• **TEXT SEGMENT**

· · · · ·

Steps to form the recursive solution:

• Express the problem in terms of indexes: We need to think in the terms of the number of days, therefore one variable will be the array index( say ind). Next, we need to consider the condition that a stock can't be bought again, that is we need to first sell a stock, and then we can buy that again. Therefore a second variable ‘buy’ is needed, which tells, on a particular day whether we can buy or sell the stock. Next, there is a limit on the number of transactions that can be made. Here the initial cap is 2. So in order to keep track of this constraint, one more variable will be needed (say 'cap').
  f(ind, buy, cap) will give the maximum profit that can be generated from day 'ind' to day (n-1), where 'buy' tells that whether we need to buy or sell the stock at day 'ind' and 'cap' tells the number of transactions left.
• Try out all possible choices at a given index: Every day, there will be two choices, either to buy/sell the stock(based on the buy variable’s value) or to do nothing and move on to the next day. As we need to generate all the choices, use the pick/non-pick technique to the same.
  • Case 1: When buy == 0, the stock can be bought. If we can buy the stock on a particular day, there will be two options:
    • Option 1: To do no transaction and move to the next day. In this case, the net profit earned will be 0 from the current transaction, and to calculate the maximum profit starting from the next day, we will recursively call f(ind+1, 0, cap). As we have not bought the stock, the ‘buy’ variable value will still remain 0, indicating that stock can be bought on next day. And the ‘cap’ variable will remain the same as if no transaction took place.
    • Option 2: The other option is to buy the stock on the current day. In this case, the net profit earned from the current transaction will be -Arr[i]. As we are buying the stock, we are giving money out of our pocket, therefore the profit we earn is negative. To calculate the maximum profit starting from the next day, recursively call f(ind+1,1, cap). As the stock has been bought, the ‘buy’ variable value will change to 1, indicating that we can’t buy and only sell the stock the next day. As we have only bought the stock and not sold it the transaction remains incomplete and the ‘cap’ variable value remains unchanged.

· · · · ·

• **EXTRACTED INFORMATION**
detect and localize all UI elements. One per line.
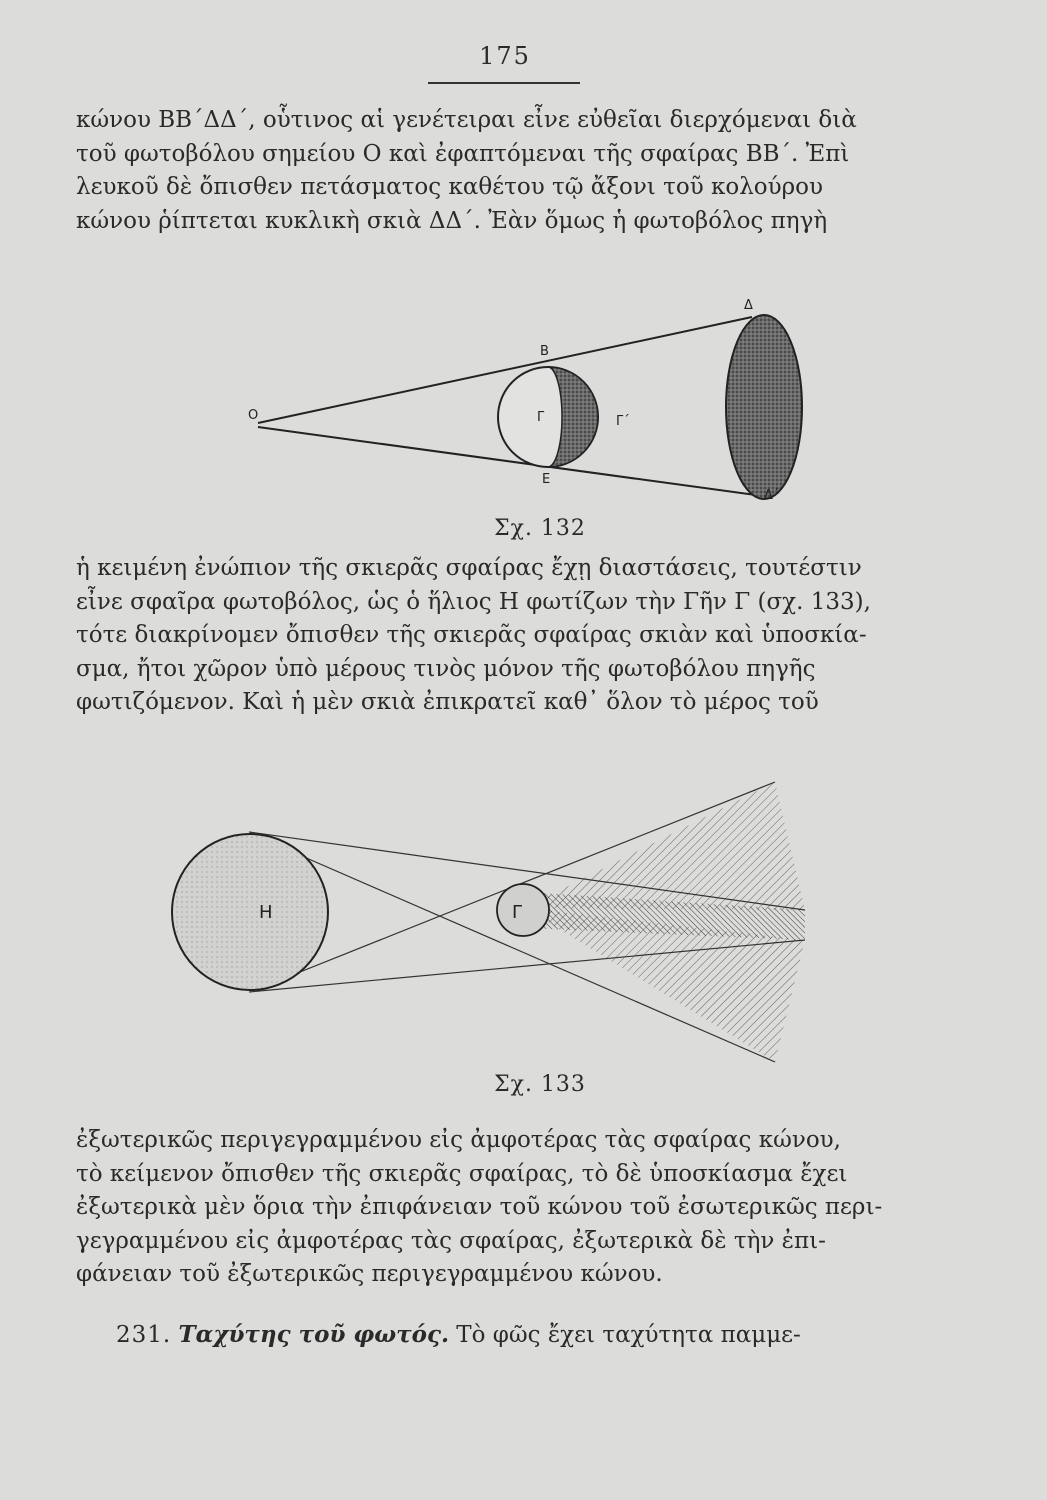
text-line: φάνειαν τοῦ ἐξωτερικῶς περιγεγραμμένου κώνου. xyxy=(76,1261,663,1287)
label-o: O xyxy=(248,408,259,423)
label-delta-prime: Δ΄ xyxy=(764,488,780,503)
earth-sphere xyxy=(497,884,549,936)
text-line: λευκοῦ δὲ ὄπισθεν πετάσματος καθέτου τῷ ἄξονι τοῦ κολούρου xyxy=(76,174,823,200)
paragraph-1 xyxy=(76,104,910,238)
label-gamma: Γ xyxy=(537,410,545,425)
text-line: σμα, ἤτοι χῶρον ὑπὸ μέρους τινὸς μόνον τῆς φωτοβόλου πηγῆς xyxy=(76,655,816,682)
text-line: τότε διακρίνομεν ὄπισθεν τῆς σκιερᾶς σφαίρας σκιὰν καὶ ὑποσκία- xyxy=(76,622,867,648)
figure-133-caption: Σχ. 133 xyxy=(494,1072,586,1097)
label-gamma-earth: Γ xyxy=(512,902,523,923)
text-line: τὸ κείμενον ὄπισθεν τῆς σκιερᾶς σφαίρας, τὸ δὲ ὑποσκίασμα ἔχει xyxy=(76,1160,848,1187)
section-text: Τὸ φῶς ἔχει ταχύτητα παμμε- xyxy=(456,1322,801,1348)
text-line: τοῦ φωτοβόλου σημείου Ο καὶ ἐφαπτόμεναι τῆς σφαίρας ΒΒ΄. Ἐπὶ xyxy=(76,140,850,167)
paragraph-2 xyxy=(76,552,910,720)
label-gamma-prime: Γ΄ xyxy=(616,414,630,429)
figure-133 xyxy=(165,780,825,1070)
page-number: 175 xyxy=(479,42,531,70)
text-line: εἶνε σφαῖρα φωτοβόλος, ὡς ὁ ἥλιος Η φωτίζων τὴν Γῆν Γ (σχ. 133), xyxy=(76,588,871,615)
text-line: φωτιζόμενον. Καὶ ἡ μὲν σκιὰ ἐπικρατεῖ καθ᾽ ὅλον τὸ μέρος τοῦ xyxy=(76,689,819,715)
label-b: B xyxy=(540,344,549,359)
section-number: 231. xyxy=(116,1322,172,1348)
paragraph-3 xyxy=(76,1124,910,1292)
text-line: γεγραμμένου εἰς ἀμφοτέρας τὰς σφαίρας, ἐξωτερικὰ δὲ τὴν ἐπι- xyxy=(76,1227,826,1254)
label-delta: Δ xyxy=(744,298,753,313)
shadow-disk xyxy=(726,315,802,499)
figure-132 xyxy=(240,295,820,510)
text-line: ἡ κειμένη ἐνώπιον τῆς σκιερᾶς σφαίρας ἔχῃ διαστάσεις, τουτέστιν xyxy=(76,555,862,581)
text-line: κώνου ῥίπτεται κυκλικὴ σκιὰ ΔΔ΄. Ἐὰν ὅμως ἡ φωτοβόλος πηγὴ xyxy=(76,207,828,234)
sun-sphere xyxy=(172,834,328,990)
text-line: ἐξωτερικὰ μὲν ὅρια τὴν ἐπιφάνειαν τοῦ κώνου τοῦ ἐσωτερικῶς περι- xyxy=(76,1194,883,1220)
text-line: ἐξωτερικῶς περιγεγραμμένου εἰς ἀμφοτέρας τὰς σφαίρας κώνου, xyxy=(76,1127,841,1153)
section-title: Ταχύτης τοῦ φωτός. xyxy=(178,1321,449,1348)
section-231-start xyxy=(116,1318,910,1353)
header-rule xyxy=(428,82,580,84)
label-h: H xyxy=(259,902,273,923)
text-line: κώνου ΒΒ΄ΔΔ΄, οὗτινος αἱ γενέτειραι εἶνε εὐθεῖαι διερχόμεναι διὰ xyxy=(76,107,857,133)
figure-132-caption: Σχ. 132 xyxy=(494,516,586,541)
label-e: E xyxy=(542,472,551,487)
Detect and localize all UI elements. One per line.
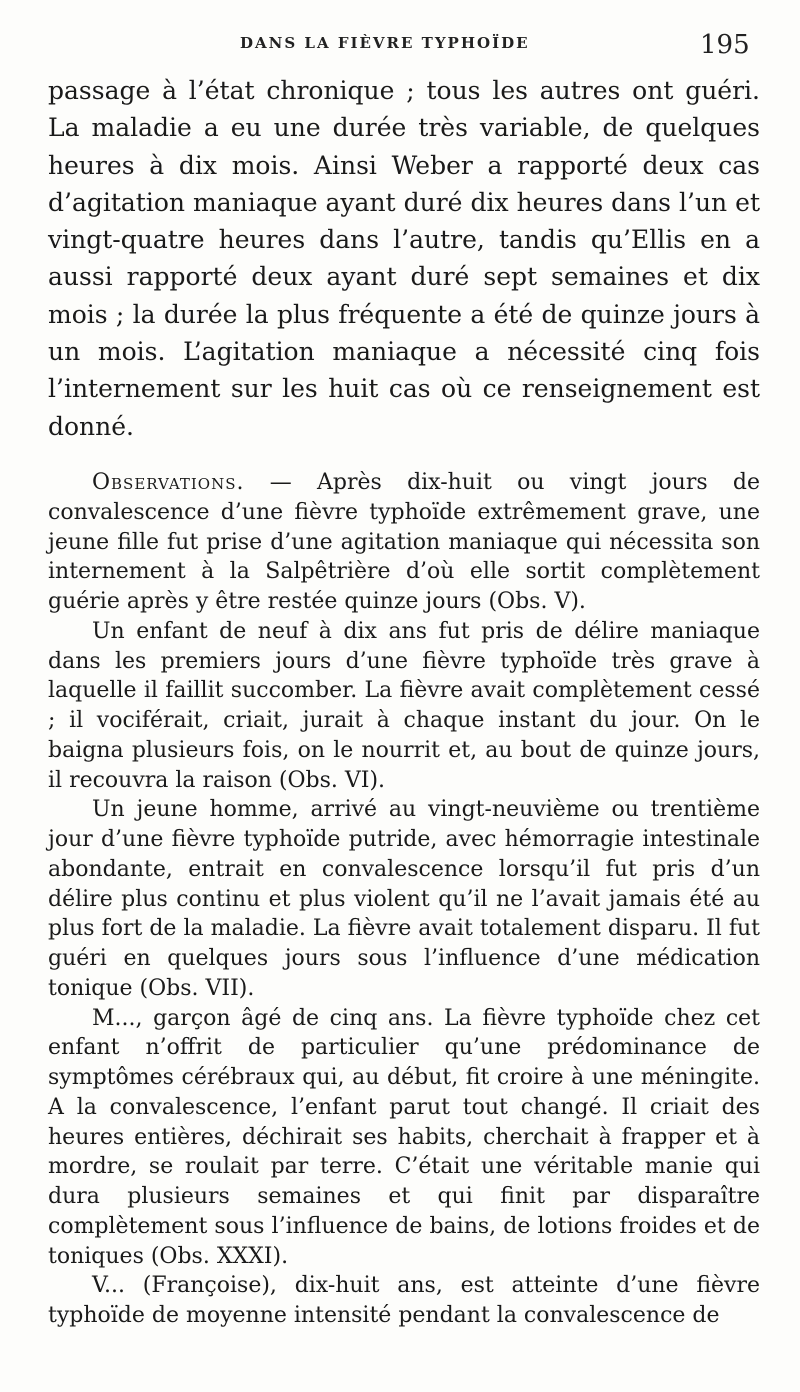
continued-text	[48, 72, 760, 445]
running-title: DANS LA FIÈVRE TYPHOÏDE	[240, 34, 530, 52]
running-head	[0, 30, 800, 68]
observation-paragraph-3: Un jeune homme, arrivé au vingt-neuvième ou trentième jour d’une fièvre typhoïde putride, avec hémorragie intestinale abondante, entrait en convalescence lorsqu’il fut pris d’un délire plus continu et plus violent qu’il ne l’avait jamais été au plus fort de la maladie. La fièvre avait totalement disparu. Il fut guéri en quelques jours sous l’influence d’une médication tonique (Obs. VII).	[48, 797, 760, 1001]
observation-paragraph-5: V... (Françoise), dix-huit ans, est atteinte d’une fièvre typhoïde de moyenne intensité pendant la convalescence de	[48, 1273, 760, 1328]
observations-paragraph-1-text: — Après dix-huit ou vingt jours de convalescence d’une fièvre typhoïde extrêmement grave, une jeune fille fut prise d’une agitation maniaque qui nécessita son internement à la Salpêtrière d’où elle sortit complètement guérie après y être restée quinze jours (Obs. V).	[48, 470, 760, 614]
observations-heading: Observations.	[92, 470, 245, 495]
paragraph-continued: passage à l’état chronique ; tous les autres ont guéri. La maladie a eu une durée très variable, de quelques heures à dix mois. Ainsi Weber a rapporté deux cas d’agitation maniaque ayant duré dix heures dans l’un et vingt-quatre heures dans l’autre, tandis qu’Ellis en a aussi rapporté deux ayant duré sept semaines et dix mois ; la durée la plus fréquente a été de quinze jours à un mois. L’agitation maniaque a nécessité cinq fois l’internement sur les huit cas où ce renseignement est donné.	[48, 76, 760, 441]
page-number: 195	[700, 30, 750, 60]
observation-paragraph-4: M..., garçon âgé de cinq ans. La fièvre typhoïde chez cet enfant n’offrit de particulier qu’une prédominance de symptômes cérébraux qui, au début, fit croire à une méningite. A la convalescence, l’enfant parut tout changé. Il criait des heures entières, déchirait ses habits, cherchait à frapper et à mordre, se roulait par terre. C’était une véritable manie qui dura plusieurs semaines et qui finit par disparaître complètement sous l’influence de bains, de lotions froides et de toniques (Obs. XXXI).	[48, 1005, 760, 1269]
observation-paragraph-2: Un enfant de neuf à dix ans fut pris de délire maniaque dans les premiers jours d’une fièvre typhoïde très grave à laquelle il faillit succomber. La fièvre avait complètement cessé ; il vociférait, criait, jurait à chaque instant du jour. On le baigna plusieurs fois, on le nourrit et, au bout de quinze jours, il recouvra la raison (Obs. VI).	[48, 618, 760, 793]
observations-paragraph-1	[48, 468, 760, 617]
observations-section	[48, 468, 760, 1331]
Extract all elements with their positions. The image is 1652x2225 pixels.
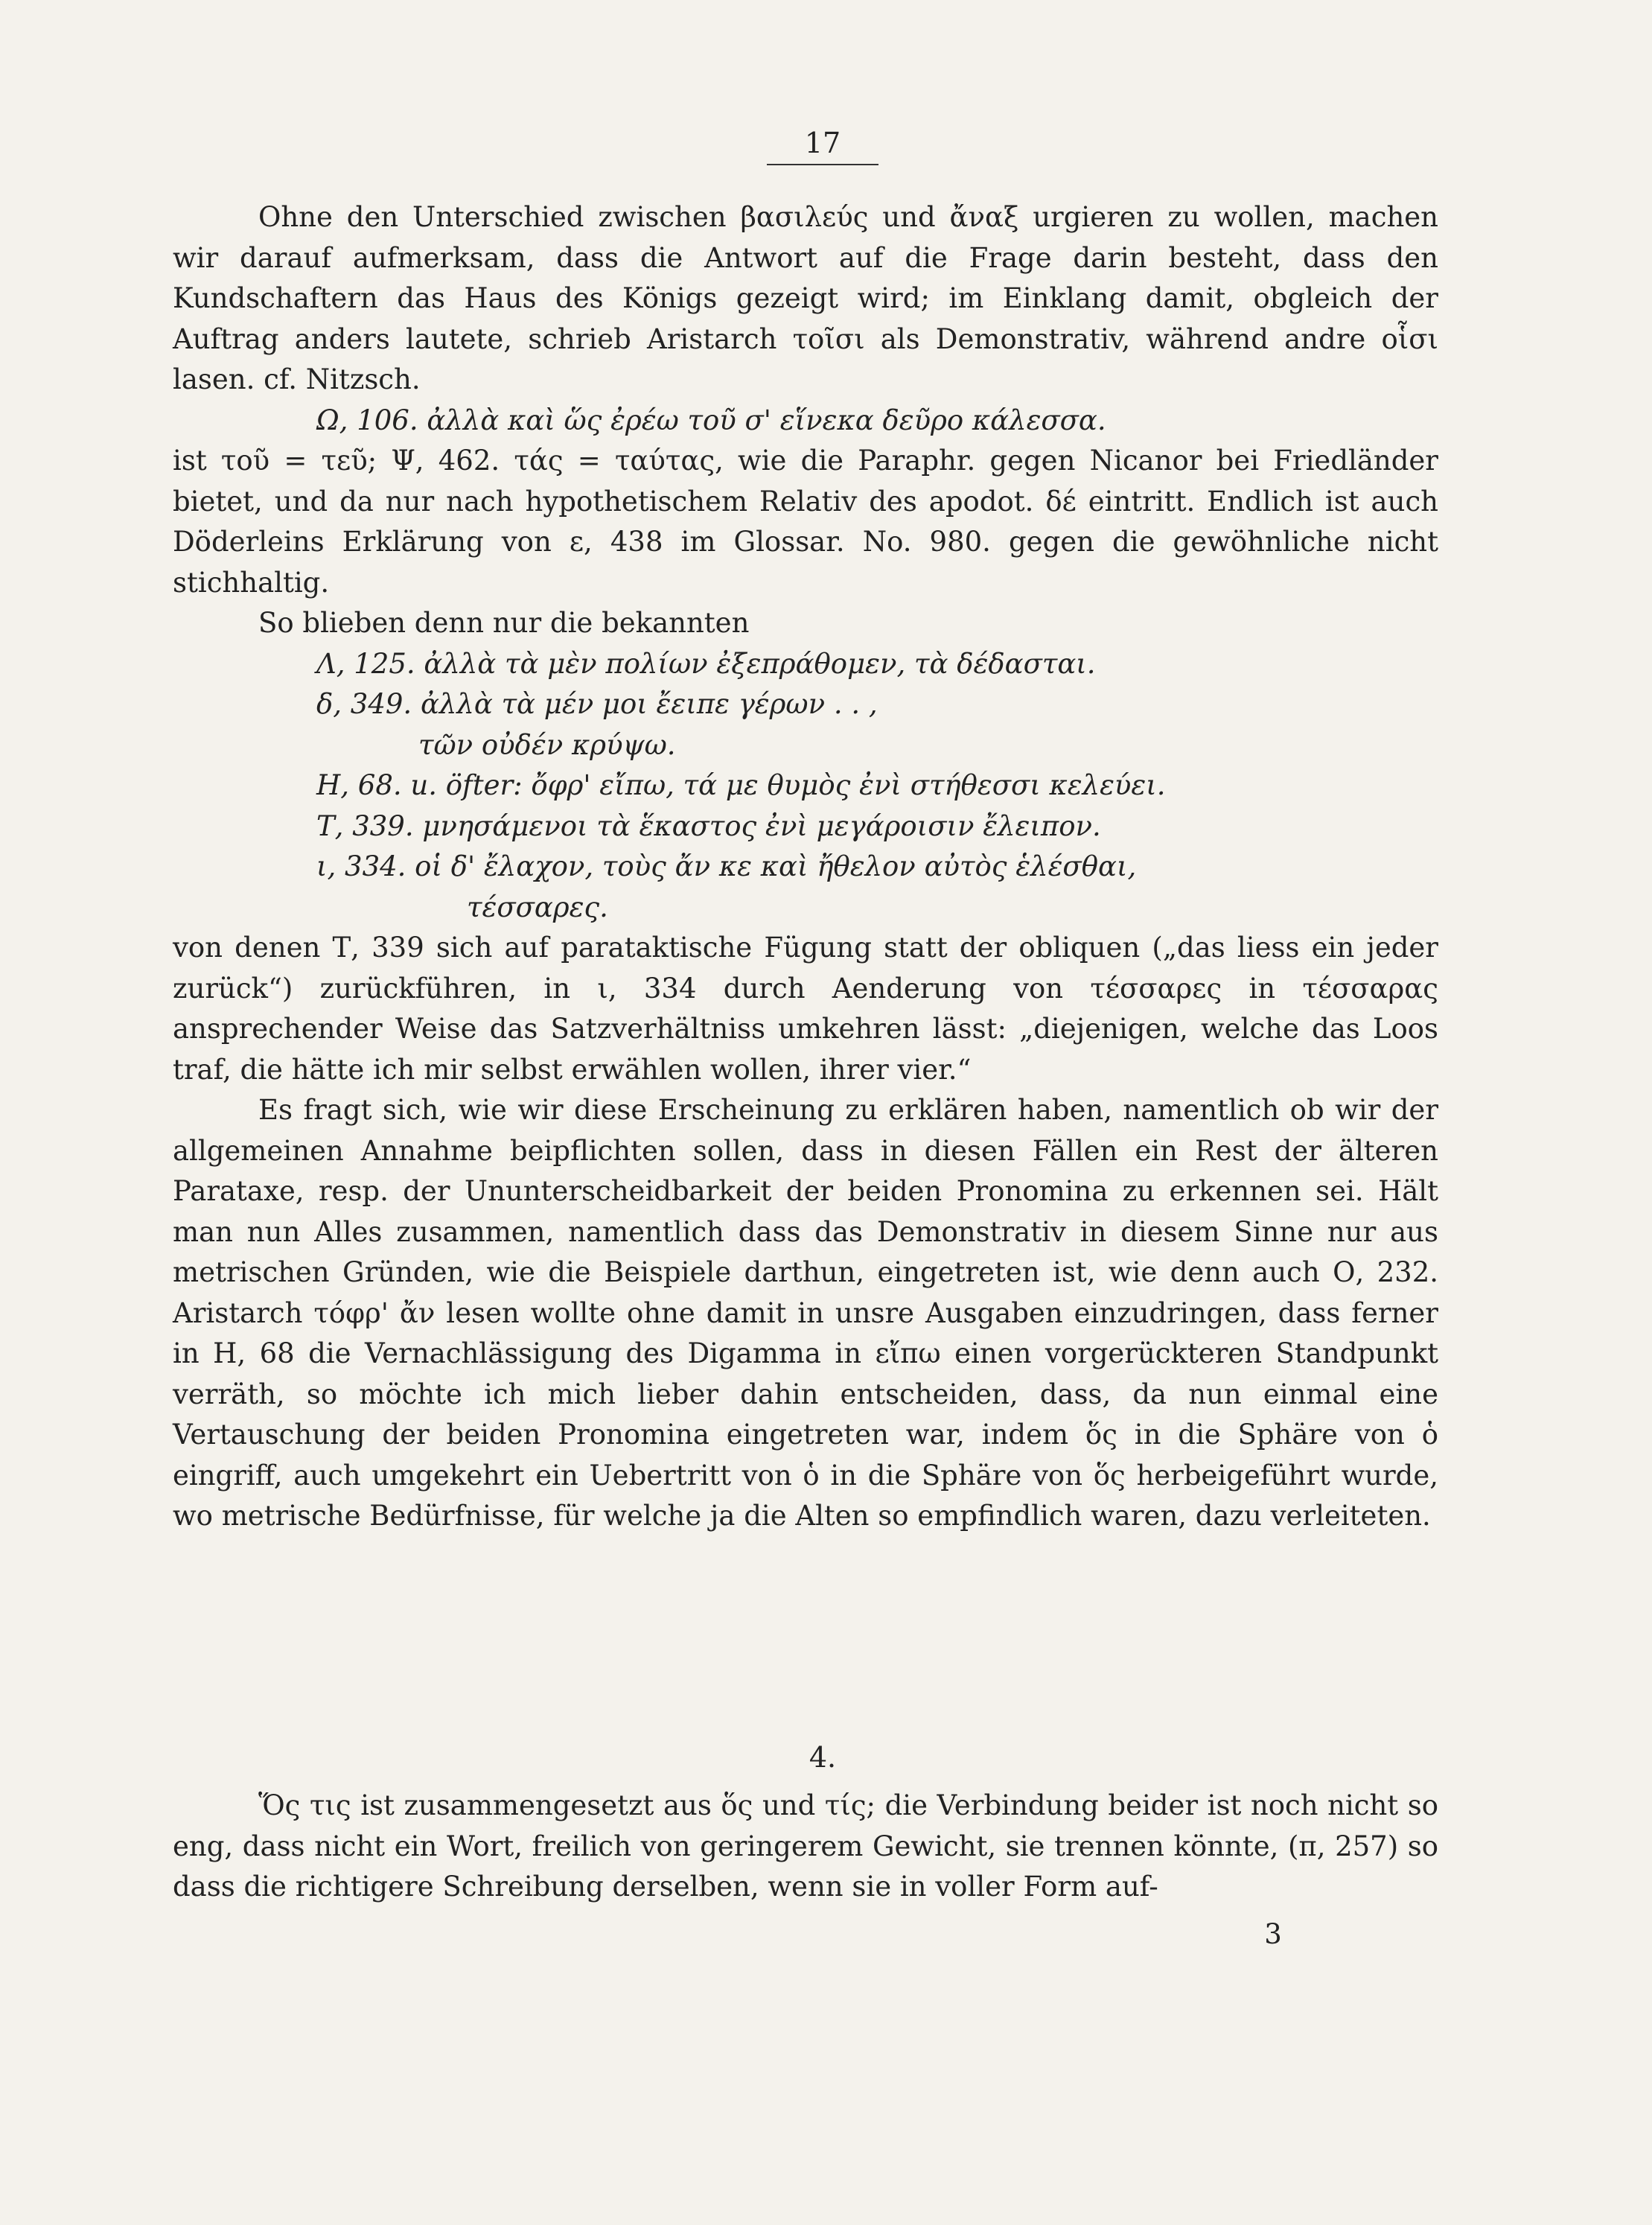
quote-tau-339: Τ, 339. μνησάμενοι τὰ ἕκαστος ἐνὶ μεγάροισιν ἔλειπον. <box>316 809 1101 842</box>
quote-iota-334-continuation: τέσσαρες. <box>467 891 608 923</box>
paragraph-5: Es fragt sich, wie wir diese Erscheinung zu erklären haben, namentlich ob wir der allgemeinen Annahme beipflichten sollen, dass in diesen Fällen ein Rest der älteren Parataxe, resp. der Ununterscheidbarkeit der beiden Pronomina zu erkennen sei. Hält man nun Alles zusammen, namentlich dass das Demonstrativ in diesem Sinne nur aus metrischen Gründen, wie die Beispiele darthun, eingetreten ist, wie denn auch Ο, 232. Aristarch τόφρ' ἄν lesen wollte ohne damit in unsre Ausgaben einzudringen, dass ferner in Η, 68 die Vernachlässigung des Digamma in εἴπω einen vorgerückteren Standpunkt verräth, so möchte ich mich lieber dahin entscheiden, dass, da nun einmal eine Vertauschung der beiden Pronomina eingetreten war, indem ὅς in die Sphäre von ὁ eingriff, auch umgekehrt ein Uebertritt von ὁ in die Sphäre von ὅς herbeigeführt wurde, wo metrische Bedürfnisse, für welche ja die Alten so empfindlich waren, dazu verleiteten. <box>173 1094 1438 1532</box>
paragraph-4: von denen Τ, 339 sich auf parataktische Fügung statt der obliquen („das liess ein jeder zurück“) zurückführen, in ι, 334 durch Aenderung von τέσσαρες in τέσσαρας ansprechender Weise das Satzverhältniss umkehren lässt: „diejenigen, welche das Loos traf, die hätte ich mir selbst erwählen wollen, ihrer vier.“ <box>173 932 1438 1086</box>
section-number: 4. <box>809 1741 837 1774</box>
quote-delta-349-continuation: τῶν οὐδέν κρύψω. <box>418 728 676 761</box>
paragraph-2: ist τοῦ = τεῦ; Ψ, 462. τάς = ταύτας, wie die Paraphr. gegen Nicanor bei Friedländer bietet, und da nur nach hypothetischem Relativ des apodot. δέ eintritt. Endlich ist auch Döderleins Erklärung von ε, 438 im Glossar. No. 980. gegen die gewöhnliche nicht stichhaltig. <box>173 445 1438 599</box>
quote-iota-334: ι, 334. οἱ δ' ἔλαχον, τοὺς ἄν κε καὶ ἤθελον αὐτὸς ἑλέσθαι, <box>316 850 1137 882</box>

· · · · ·

• **OBJECTIVE**
According to the stock-trading text, what is the initial cap on the number of transactions? The entries stand apart from the stock-trading text and are separate material.

• **SOLUTION FOR THIS EXERCISE**
The initial cap is 2.